### Exercise directions:
Reproduce the records below exactly, leaving out any pictures.

=======

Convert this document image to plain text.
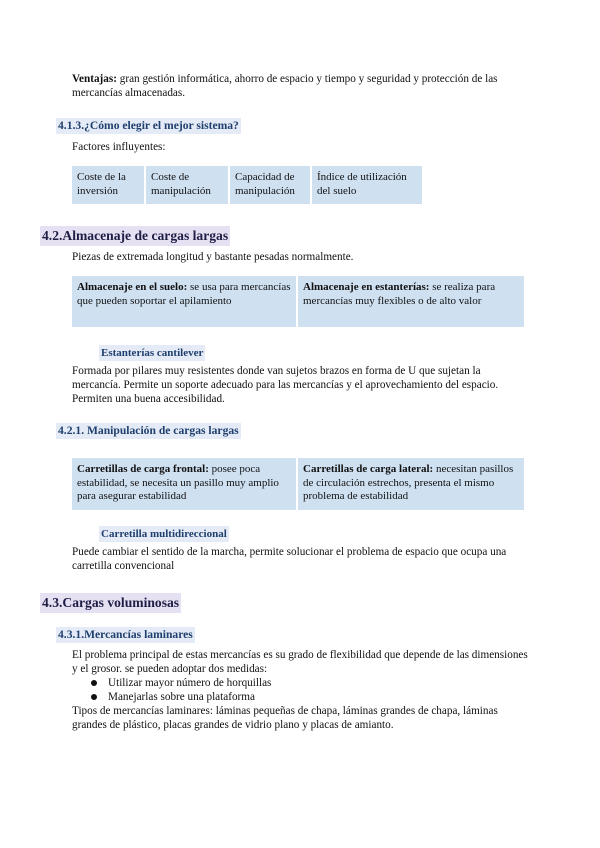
Ventajas: gran gestión informática, ahorro de espacio y tiempo y seguridad y protección de las mercancías almacenadas.
4.1.3.¿Cómo elegir el mejor sistema?
Factores influyentes:
Coste de la inversión
Coste de manipulación
Capacidad de manipulación
Índice de utilización del suelo
4.2.Almacenaje de cargas largas
Piezas de extremada longitud y bastante pesadas normalmente.
Almacenaje en el suelo: se usa para mercancías que pueden soportar el apilamiento
Almacenaje en estanterías: se realiza para mercancías muy flexibles o de alto valor
Estanterías cantilever
Formada por pilares muy resistentes donde van sujetos brazos en forma de U que sujetan la mercancía. Permite un soporte adecuado para las mercancías y el aprovechamiento del espacio. Permiten una buena accesibilidad.
4.2.1. Manipulación de cargas largas
Carretillas de carga frontal: posee poca estabilidad, se necesita un pasillo muy amplio para asegurar estabilidad
Carretillas de carga lateral: necesitan pasillos de circulación estrechos, presenta el mismo problema de estabilidad
Carretilla multidireccional
Puede cambiar el sentido de la marcha, permite solucionar el problema de espacio que ocupa una carretilla convencional
4.3.Cargas voluminosas
4.3.1.Mercancías laminares
El problema principal de estas mercancías es su grado de flexibilidad que depende de las dimensiones y el grosor. se pueden adoptar dos medidas:
Utilizar mayor número de horquillas
Manejarlas sobre una plataforma
Tipos de mercancías laminares: láminas pequeñas de chapa, láminas grandes de chapa, láminas grandes de plástico, placas grandes de vidrio plano y placas de amianto.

=======

### Complete output:
Convert this document image to plain text.
Ventajas: gran gestión informática, ahorro de espacio y tiempo y seguridad y protección de las mercancías almacenadas.
4.1.3.¿Cómo elegir el mejor sistema?
Factores influyentes:
Coste de la inversión
Coste de manipulación
Capacidad de manipulación
Índice de utilización del suelo
4.2.Almacenaje de cargas largas
Piezas de extremada longitud y bastante pesadas normalmente.
Almacenaje en el suelo: se usa para mercancías que pueden soportar el apilamiento
Almacenaje en estanterías: se realiza para mercancías muy flexibles o de alto valor
Estanterías cantilever
Formada por pilares muy resistentes donde van sujetos brazos en forma de U que sujetan la mercancía. Permite un soporte adecuado para las mercancías y el aprovechamiento del espacio. Permiten una buena accesibilidad.
4.2.1. Manipulación de cargas largas
Carretillas de carga frontal: posee poca estabilidad, se necesita un pasillo muy amplio para asegurar estabilidad
Carretillas de carga lateral: necesitan pasillos de circulación estrechos, presenta el mismo problema de estabilidad
Carretilla multidireccional
Puede cambiar el sentido de la marcha, permite solucionar el problema de espacio que ocupa una carretilla convencional
4.3.Cargas voluminosas
4.3.1.Mercancías laminares
El problema principal de estas mercancías es su grado de flexibilidad que depende de las dimensiones y el grosor. se pueden adoptar dos medidas:
Utilizar mayor número de horquillas
Manejarlas sobre una plataforma
Tipos de mercancías laminares: láminas pequeñas de chapa, láminas grandes de chapa, láminas grandes de plástico, placas grandes de vidrio plano y placas de amianto.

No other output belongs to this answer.